What you will do
Check each line of the records below and collect those that include the word "this".

Recorded data

--

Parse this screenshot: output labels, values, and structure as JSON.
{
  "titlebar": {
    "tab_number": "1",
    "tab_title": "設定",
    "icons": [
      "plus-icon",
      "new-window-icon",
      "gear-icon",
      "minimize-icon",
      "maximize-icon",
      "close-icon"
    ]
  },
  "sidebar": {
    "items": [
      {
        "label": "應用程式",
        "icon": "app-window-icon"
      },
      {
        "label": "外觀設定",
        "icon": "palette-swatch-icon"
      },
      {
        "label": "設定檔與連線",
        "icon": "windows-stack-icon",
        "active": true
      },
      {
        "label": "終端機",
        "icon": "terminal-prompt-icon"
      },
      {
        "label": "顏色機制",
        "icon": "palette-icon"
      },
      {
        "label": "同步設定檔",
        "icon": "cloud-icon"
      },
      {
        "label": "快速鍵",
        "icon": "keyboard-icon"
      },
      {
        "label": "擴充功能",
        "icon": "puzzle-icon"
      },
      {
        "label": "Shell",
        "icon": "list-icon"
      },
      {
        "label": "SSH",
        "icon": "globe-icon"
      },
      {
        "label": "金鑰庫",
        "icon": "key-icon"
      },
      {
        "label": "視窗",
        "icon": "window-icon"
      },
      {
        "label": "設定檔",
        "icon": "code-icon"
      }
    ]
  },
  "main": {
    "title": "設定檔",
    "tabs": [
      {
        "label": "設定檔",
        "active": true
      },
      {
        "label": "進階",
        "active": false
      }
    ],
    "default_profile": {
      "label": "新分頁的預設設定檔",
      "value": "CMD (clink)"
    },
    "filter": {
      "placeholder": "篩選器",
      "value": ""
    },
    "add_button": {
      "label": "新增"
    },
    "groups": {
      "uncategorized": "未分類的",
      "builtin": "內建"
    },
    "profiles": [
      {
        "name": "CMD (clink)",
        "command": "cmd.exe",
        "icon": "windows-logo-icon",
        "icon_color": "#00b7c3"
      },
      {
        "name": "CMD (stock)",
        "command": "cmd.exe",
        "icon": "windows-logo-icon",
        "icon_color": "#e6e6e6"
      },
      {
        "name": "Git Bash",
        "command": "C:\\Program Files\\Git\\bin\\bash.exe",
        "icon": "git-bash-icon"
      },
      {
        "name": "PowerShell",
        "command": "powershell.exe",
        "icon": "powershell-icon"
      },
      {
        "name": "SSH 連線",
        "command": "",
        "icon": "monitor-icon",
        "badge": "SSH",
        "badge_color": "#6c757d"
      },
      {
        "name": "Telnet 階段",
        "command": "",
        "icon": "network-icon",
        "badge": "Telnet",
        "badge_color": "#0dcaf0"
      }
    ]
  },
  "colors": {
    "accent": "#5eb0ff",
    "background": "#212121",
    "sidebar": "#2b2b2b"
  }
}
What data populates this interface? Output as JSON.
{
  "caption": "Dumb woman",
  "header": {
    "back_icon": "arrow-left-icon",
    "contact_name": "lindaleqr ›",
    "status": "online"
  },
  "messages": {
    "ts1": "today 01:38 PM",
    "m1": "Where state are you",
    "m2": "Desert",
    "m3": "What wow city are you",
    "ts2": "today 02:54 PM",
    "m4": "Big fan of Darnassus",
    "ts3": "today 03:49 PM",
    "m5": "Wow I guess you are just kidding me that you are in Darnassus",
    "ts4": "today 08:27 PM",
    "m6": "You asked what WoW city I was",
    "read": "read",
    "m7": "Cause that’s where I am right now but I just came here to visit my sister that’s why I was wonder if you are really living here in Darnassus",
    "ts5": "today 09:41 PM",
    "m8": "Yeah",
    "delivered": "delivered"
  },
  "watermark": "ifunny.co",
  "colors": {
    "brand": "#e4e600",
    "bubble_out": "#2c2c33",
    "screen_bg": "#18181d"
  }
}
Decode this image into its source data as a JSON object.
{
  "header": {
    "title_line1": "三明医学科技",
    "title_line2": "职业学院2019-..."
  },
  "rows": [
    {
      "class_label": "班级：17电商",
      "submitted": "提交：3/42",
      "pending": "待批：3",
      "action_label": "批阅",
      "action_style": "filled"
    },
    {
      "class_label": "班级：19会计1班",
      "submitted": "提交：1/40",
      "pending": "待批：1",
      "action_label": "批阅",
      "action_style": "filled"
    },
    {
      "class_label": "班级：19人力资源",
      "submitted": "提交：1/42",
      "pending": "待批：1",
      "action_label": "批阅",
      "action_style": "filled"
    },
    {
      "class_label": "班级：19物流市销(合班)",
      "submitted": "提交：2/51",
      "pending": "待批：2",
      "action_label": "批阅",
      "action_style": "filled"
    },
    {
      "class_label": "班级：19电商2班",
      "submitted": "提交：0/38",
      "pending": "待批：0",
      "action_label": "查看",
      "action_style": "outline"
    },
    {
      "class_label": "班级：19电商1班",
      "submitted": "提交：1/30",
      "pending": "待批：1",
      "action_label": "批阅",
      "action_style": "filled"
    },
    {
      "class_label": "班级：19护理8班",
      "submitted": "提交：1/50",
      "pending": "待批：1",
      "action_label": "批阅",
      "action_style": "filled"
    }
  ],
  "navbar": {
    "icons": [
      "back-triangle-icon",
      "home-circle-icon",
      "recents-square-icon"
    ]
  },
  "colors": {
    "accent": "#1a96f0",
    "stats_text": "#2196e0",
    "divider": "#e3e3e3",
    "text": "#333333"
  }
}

--

Written answer
Parse this screenshot: output labels, values, and structure as JSON.
What data populates this interface? Output as JSON.
Decode this image into its source data as a JSON object.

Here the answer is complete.